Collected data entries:
---*---
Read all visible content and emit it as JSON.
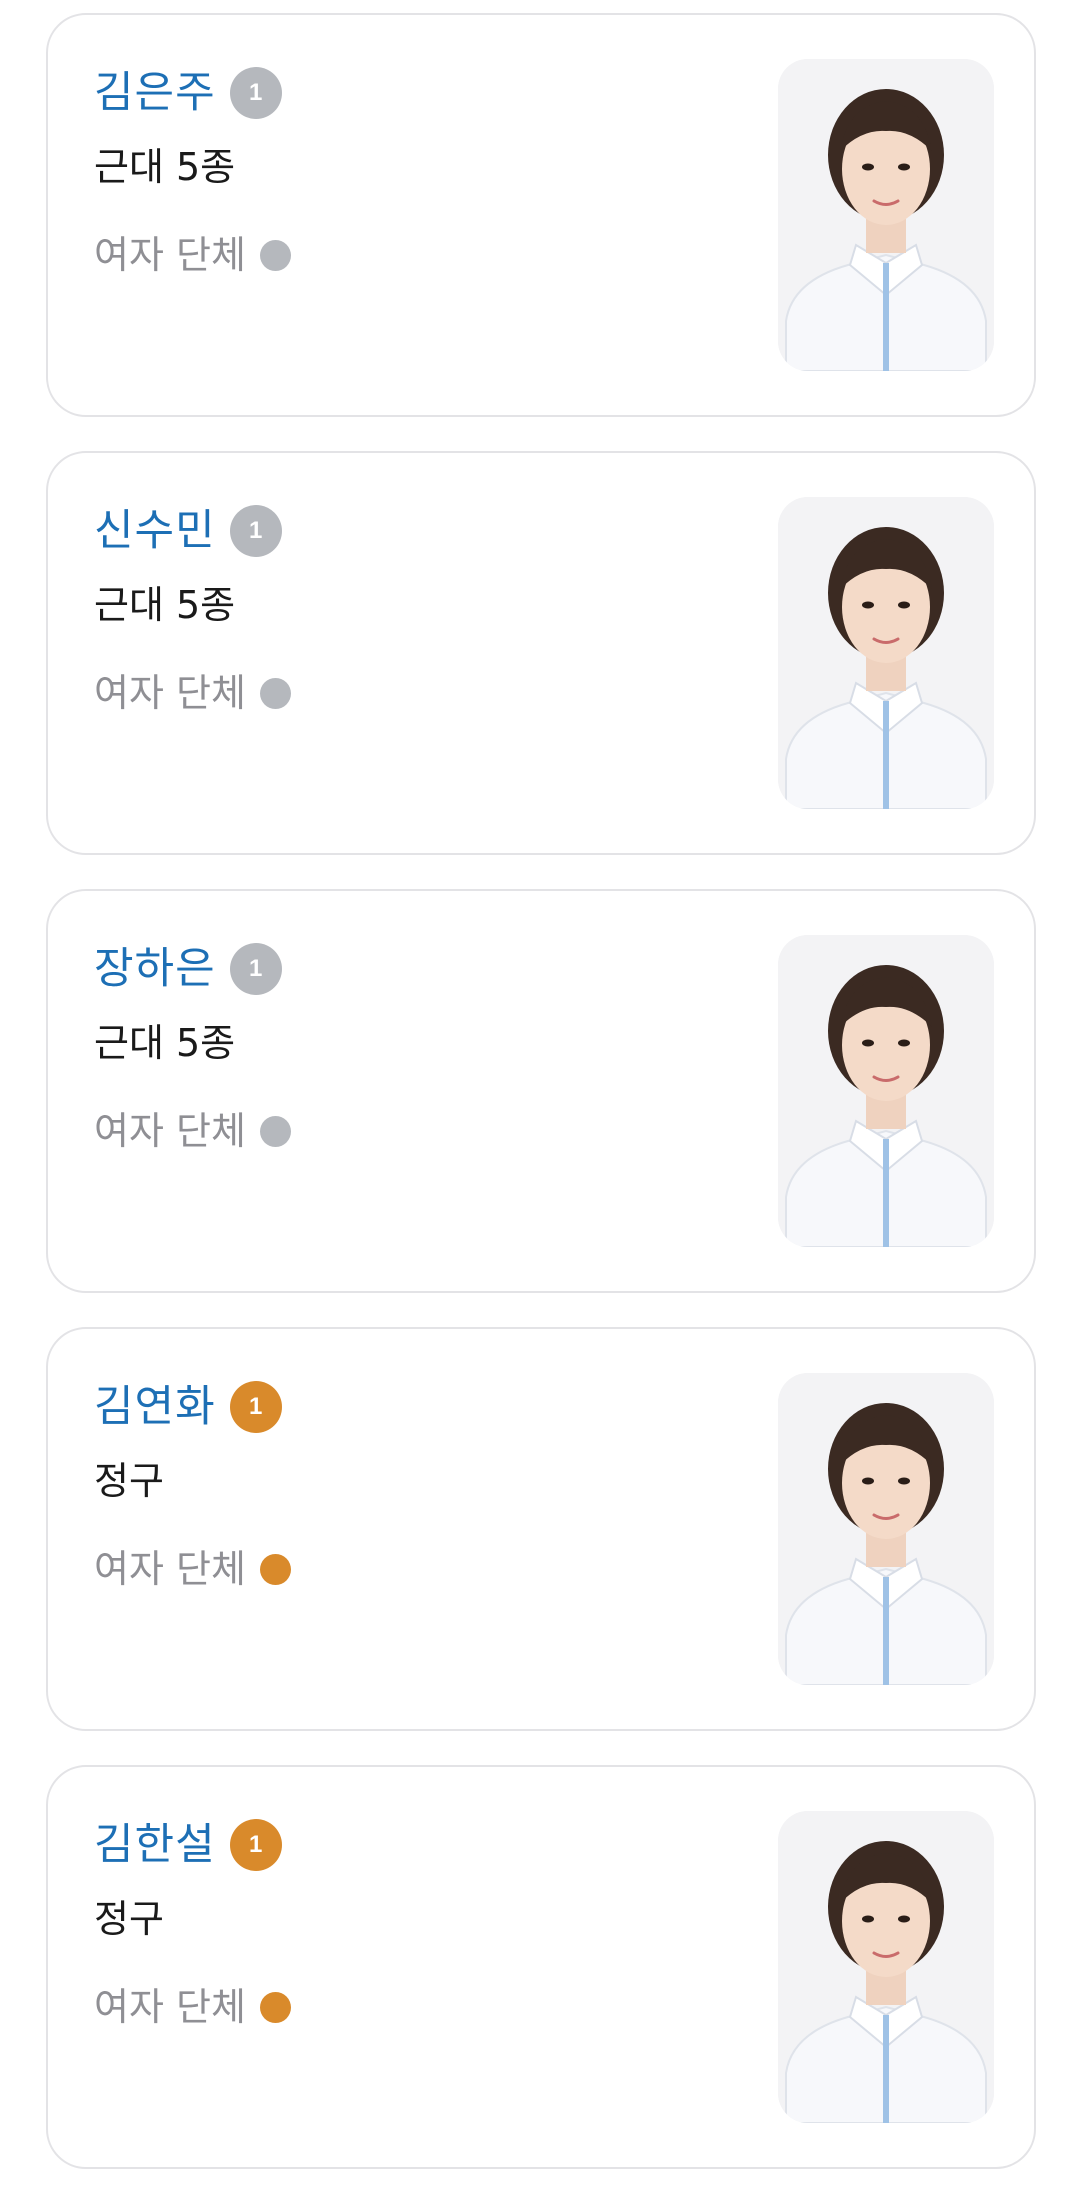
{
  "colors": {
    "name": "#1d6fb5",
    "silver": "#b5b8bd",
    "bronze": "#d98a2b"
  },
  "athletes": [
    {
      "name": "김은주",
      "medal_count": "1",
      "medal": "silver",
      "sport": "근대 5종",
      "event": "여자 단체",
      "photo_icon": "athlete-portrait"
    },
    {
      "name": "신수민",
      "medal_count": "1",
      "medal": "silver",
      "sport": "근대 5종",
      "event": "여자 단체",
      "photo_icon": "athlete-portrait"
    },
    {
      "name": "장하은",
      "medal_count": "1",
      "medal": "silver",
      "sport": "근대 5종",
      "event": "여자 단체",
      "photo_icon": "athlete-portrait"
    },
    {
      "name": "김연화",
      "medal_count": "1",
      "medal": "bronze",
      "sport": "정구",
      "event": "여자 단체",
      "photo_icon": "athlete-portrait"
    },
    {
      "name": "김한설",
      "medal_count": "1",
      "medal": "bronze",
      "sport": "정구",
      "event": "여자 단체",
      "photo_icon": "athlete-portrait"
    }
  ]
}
---*---
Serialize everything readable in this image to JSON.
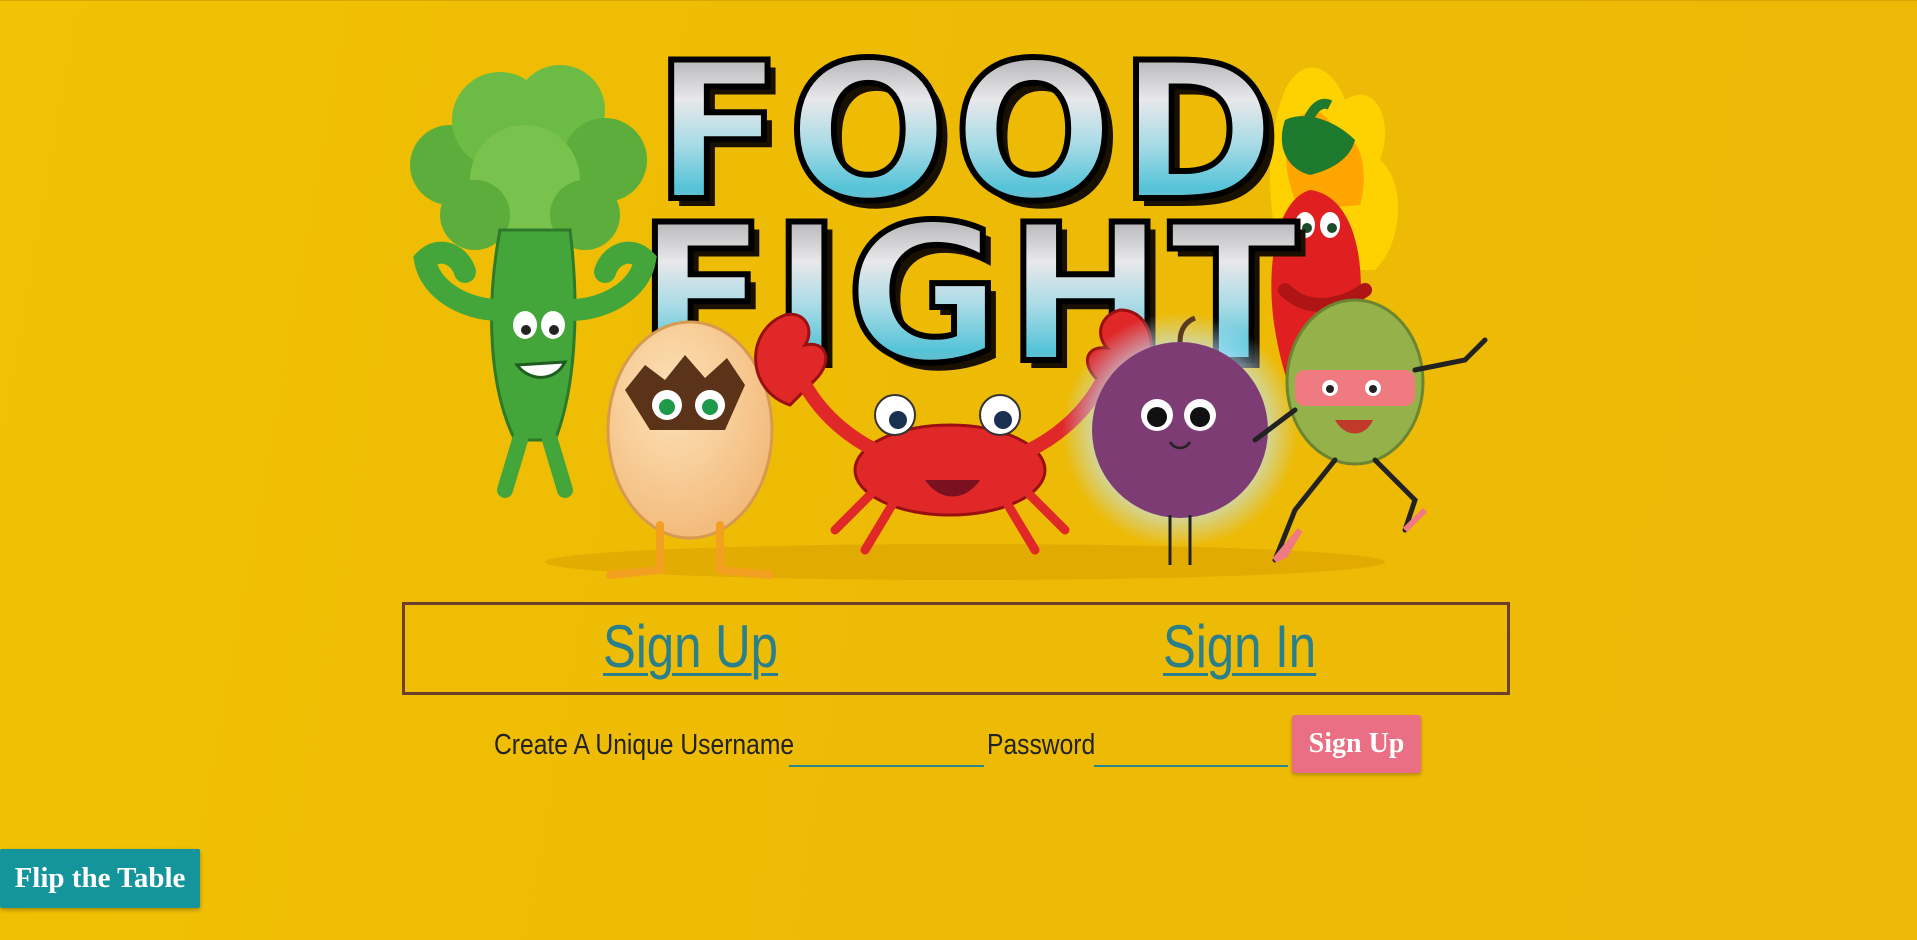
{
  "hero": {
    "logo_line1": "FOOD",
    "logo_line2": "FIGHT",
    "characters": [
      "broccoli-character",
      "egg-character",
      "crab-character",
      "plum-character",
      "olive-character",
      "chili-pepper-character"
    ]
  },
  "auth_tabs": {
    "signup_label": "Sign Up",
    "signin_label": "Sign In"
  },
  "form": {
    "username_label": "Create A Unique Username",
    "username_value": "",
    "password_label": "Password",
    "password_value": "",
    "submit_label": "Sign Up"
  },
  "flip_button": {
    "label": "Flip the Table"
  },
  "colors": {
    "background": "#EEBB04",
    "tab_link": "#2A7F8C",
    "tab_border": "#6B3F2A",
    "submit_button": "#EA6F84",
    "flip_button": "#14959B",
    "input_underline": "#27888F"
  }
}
---*---
# TASK PROMPT:
Gather each line in these records that contains the string "Sign".

# FULL OUTPUT:
    "signup_label": "Sign Up",
    "signin_label": "Sign In"
    "submit_label": "Sign Up"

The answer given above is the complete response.